_Extract to read_
*** Begin section ***

But there's also the feature-length stuff, like the Tigger Movie, Piglet's Big Movie and the Heffalump Movie, all of which are sub-par, writing* and animation-wise, and two of which have the added annoyance of having a shitty soundtrack written by Carly Simon, who has decided to direct her sonic assaults toward children now, since they're more defenseless. (Piglet's Big Movie even has a fucking music video at the end with Simon prancing about and pretending to stum a guitar.)

It's too bad, because TMAOWTP was kind of cool, esp.the Heffalump/Woozle dream Pooh has, which is trippy and has an awesome song to go with it. That whole film definitely departs from the books, but it does so in a tasteful, respectful way -- e.g. the scene where Tigger won't jump down from the tree -- the narrator intervenes and tilts the book (in which the whole story is ostensibly taking place), allowing Tigger to slide down the text to the illustration below where his friends are waiting -- that is defintely not from Milne, but it's in the character of Milne's wry, clever, turn-conventions-on-end prose style.

*** End section ***

_What to work on_
Write the next part of the commentary on the Pooh movies, picking up after its final sentence.

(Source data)
*** Begin section ***

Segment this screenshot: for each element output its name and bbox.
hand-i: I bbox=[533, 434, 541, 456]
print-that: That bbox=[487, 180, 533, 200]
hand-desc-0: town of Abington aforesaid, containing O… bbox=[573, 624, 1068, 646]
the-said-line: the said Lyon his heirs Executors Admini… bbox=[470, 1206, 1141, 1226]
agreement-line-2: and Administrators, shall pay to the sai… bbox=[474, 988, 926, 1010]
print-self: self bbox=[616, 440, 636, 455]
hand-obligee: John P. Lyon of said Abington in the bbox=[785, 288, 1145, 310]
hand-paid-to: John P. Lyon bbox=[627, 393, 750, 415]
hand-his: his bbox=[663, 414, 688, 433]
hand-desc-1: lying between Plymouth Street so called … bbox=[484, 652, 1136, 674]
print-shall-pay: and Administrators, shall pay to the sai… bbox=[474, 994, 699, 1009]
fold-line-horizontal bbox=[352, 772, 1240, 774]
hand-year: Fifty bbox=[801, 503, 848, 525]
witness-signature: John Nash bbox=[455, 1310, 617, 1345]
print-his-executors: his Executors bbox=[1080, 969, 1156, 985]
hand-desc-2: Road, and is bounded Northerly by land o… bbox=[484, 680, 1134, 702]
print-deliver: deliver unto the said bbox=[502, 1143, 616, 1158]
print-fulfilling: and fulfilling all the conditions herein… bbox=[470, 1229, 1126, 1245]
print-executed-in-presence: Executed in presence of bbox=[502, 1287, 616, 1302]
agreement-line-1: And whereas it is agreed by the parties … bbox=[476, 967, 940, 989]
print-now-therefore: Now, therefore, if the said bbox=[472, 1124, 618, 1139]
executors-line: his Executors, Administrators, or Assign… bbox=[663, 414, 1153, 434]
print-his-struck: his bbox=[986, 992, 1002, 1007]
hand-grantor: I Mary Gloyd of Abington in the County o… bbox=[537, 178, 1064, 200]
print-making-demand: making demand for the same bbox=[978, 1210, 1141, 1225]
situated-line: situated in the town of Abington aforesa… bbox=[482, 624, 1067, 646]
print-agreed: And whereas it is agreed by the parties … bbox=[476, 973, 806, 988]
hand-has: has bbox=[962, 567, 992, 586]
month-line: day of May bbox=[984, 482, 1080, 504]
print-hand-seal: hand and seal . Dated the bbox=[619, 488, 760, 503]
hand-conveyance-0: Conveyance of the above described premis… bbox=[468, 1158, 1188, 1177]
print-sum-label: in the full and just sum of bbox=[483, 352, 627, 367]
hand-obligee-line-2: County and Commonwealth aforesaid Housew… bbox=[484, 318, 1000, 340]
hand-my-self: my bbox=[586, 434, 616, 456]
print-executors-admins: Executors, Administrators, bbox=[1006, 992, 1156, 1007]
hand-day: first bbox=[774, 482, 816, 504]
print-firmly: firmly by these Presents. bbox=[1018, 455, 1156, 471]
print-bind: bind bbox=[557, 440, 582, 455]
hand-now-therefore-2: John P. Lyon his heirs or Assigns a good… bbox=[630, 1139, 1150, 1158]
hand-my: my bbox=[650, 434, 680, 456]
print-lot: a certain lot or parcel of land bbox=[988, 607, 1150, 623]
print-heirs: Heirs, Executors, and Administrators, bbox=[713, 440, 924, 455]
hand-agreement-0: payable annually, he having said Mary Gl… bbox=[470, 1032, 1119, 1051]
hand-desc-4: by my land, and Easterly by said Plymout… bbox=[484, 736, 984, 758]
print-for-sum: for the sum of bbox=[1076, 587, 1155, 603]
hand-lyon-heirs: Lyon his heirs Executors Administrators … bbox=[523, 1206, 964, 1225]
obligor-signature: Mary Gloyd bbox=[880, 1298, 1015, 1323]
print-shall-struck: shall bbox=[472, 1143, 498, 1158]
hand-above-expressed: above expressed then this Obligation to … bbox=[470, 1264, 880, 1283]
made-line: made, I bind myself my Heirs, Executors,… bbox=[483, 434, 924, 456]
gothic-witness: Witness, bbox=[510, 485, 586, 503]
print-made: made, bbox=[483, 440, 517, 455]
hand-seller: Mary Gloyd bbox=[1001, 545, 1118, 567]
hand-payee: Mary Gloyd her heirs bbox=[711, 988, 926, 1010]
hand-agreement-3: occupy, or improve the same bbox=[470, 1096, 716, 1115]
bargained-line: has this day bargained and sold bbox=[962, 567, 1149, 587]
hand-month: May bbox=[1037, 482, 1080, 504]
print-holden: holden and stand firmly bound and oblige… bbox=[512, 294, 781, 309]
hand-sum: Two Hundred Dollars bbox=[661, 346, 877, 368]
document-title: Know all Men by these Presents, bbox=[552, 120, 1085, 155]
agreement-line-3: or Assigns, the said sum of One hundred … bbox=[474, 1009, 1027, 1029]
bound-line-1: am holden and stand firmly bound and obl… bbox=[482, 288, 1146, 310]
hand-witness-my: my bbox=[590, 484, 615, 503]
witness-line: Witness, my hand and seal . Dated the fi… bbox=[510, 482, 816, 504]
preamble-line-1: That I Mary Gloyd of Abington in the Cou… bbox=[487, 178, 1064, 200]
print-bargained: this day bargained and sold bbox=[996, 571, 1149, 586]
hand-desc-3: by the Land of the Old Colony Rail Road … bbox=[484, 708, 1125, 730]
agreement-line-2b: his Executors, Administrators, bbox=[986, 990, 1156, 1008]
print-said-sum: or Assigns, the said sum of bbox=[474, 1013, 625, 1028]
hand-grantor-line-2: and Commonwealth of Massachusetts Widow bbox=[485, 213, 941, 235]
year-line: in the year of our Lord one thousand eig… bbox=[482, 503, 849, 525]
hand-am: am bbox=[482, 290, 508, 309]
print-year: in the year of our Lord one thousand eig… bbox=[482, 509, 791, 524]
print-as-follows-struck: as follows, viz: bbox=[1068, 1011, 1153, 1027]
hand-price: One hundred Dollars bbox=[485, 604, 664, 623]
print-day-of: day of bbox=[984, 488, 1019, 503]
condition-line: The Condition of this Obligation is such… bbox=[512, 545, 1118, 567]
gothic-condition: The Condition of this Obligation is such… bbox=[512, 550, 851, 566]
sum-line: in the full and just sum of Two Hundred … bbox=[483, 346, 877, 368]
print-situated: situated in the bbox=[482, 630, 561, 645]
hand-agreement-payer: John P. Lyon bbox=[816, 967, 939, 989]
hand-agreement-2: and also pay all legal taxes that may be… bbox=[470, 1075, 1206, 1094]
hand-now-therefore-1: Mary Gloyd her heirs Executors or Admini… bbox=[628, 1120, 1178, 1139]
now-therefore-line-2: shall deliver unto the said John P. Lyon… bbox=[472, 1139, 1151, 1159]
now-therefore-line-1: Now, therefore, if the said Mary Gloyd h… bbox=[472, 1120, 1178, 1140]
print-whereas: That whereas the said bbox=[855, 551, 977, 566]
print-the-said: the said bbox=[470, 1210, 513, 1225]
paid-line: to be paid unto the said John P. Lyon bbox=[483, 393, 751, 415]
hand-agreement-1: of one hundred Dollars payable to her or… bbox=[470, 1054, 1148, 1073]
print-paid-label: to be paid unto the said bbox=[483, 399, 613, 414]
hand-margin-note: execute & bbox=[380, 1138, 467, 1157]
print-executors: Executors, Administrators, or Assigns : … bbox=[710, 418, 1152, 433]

*** End section ***

_Task result_
*The writing in all of these is so formulaic as to be offensive -- every single installment centeres around Rabbit being too uptight and everyone else trying to walk on eggshells around him as they figure out how to unwind the miserable bastard. This is nothing like the Rabbit in the books, who was nervous and a bit of a miser, but wasn't constantly functioning as the resident Superego.
posted by eustacescrubb at 7:01 PM on February 17, 2007


I am unclear on what Disney has done to earn the wrath of the fans of the originals.

Operative word is fans. Fans like their classics pure and if you mess with the work, you'd best bring something pretty good to the mix. Disney tends towards, well, pablum.

Consider Alice in Wonderland, which has undergone numerous illustrations since Tenniel, some better than others, many of them quite striking. Scroll down this illustrative link slowly and see if you aren't jolted rather unpleasantly when you get to the end.

What makes it worse is that, once you have the Disney version in your head, it's hard to view the originals with the same affection. The Disney caricature is always at the side of the stage with that stupid sh*t-eating grin.
posted by IndigoJones at 8:22 PM on February 17, 2007


disney's pooh sells shit, milne's pooh didn't.

i molested winnie the pooh! he said it was an unbearable experience!
posted by bruce at 9:57 PM on February 17, 2007


As a kid, I found the Disney Winnie the Pooh boring, except for Tigger (and that only because we had a cat named Tigger and I was obsessed with cats). It turned me off from reading the Milne version, which, based on the excerpts here, would have been worth reading.

Fans of the original are probably cringing at what I just wrote; it's the root (one of them, anyway) of why they don't like the Disney version. When the Disney version becomes the more well-known 'standard,' people start to judge the original on Disney's merits.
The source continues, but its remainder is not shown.